Directions for this task: Without the pictures, copy all the entries below exactly.

— start Data excerpts —

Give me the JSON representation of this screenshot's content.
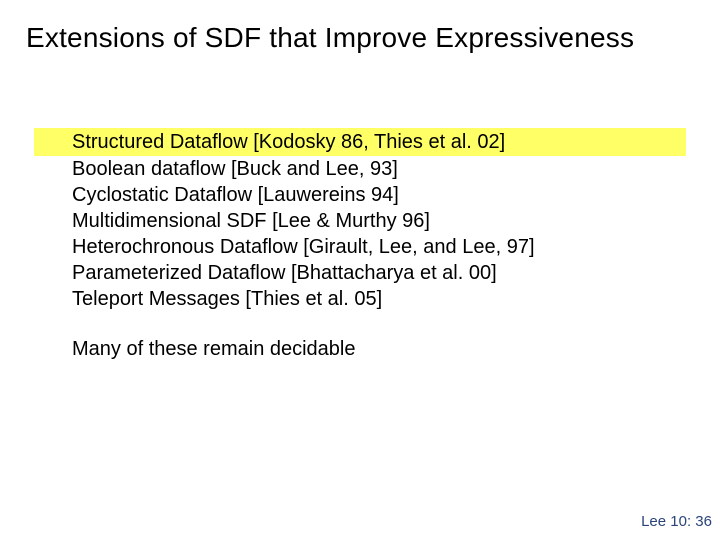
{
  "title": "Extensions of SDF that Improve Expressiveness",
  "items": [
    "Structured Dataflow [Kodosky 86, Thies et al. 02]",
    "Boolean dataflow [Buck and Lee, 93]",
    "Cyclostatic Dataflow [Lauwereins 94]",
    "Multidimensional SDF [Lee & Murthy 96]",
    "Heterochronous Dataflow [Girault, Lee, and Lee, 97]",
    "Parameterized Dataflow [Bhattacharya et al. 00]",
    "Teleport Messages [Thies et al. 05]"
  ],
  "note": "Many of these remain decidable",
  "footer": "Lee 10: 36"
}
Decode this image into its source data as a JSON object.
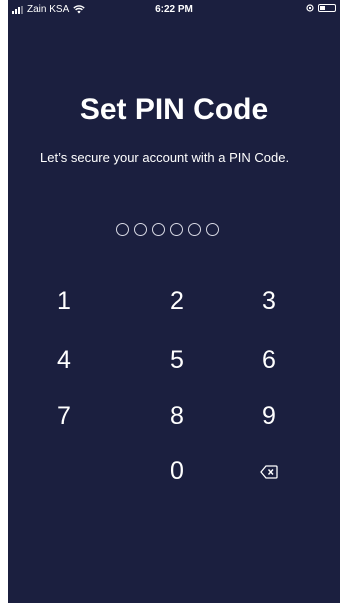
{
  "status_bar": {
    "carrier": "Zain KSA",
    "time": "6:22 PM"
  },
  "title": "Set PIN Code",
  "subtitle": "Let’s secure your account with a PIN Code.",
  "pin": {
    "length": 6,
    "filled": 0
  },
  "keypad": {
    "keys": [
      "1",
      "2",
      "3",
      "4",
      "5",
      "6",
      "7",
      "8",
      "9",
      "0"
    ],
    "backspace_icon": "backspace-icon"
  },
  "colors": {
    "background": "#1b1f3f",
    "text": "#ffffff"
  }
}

— end Data excerpts —

Written response:
Give me the JSON representation of this screenshot's content.
{
  "title": "Extensions of SDF that Improve Expressiveness",
  "items": [
    "Structured Dataflow [Kodosky 86, Thies et al. 02]",
    "Boolean dataflow [Buck and Lee, 93]",
    "Cyclostatic Dataflow [Lauwereins 94]",
    "Multidimensional SDF [Lee & Murthy 96]",
    "Heterochronous Dataflow [Girault, Lee, and Lee, 97]",
    "Parameterized Dataflow [Bhattacharya et al. 00]",
    "Teleport Messages [Thies et al. 05]"
  ],
  "note": "Many of these remain decidable",
  "footer": "Lee 10: 36"
}
Decode this image into its source data as a JSON object.
{
  "status_bar": {
    "carrier": "Zain KSA",
    "time": "6:22 PM"
  },
  "title": "Set PIN Code",
  "subtitle": "Let’s secure your account with a PIN Code.",
  "pin": {
    "length": 6,
    "filled": 0
  },
  "keypad": {
    "keys": [
      "1",
      "2",
      "3",
      "4",
      "5",
      "6",
      "7",
      "8",
      "9",
      "0"
    ],
    "backspace_icon": "backspace-icon"
  },
  "colors": {
    "background": "#1b1f3f",
    "text": "#ffffff"
  }
}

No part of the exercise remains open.